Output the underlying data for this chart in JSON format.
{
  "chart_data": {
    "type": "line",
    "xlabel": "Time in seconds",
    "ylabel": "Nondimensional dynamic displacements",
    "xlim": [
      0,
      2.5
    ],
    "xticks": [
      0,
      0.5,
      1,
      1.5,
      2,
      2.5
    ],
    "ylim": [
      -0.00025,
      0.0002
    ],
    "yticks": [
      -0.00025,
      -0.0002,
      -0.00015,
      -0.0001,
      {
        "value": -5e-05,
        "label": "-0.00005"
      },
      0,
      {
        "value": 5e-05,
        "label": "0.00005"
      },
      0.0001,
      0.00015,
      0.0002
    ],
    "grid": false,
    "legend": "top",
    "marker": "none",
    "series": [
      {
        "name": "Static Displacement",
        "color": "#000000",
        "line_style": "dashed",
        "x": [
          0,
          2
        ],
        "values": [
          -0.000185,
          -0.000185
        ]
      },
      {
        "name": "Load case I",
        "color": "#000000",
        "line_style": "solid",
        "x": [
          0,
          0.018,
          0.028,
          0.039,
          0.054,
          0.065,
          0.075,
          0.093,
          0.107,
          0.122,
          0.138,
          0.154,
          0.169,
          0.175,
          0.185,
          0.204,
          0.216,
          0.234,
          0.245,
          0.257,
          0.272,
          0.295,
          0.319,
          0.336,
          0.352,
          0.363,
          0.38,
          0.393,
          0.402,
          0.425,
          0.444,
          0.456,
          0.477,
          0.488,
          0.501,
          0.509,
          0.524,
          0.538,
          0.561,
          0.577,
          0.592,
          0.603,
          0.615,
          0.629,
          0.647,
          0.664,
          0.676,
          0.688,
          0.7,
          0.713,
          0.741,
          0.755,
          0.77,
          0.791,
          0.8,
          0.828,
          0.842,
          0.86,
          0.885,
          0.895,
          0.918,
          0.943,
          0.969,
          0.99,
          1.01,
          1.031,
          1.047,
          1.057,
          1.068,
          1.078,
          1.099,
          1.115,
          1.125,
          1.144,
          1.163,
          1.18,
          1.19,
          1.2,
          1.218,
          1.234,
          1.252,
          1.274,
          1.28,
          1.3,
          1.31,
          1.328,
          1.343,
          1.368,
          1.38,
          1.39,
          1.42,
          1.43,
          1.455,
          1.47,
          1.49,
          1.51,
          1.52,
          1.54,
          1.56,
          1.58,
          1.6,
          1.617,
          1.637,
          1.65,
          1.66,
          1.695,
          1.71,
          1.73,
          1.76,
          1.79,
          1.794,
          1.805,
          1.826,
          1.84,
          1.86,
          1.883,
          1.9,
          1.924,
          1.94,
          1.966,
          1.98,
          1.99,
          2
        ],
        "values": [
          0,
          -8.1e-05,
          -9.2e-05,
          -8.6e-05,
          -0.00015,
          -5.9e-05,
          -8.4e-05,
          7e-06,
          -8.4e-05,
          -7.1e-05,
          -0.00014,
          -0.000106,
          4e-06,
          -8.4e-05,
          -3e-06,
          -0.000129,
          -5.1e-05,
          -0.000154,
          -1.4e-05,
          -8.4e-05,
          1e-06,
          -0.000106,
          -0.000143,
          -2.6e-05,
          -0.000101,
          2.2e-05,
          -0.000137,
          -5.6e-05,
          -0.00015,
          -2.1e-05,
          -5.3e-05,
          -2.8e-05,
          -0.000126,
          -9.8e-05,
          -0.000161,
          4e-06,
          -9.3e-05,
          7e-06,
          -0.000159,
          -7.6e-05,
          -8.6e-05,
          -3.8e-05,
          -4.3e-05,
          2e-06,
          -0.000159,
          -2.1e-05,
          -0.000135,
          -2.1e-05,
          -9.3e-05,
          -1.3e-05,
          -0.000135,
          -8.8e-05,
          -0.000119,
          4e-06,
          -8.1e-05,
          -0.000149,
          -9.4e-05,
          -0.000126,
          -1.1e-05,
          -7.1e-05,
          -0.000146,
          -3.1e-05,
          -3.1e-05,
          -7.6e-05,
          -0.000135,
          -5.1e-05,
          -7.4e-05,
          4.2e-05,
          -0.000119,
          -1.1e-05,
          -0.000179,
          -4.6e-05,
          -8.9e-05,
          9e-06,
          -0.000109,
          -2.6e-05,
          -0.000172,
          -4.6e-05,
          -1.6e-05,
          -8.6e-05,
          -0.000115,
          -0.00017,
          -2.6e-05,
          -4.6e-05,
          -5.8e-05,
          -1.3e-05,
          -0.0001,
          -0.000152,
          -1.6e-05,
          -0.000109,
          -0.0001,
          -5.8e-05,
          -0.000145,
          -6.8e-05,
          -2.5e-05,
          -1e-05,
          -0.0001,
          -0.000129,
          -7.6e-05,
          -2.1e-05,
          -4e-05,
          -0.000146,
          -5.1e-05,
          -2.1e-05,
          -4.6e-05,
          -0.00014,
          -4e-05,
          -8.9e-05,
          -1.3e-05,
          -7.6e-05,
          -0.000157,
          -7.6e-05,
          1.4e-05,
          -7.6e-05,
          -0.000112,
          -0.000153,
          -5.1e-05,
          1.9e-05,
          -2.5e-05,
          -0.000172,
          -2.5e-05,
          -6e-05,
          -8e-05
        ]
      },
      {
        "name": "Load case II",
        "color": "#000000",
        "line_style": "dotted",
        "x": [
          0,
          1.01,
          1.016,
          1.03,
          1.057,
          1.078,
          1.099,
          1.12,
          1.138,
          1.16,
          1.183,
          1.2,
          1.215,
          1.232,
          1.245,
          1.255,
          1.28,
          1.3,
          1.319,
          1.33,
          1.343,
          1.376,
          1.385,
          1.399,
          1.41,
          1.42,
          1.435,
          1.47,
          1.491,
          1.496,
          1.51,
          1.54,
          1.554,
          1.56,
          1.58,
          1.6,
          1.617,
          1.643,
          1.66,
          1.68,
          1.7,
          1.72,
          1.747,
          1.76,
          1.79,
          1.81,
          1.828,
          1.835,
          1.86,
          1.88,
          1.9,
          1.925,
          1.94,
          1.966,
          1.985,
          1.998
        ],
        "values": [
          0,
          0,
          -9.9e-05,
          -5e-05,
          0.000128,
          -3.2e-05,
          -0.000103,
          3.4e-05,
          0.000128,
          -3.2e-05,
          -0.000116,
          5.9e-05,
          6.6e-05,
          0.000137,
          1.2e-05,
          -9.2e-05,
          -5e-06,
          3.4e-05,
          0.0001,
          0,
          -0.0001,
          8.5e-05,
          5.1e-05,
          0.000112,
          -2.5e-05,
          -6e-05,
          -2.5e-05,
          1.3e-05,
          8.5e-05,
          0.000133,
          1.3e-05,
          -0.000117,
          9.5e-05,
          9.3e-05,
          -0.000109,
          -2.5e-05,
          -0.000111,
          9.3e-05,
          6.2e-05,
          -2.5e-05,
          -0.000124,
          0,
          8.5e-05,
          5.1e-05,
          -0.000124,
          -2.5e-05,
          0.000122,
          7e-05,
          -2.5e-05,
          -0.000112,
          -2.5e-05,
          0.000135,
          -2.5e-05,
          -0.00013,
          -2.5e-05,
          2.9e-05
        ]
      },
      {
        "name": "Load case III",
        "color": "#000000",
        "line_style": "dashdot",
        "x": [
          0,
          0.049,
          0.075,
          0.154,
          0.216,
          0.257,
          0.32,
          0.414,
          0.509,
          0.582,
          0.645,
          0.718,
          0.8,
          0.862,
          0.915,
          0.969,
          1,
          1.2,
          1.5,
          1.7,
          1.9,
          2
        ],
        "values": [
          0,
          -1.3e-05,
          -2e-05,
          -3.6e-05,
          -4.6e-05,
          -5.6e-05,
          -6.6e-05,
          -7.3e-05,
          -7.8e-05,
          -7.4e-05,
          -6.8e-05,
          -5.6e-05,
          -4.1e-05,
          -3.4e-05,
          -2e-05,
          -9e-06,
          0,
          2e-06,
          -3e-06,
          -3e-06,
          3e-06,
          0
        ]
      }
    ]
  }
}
※ ※ ※
§ **Goal**
Count the lines in which the string "case" appears, then report only that figure.

§ **Complete output**
3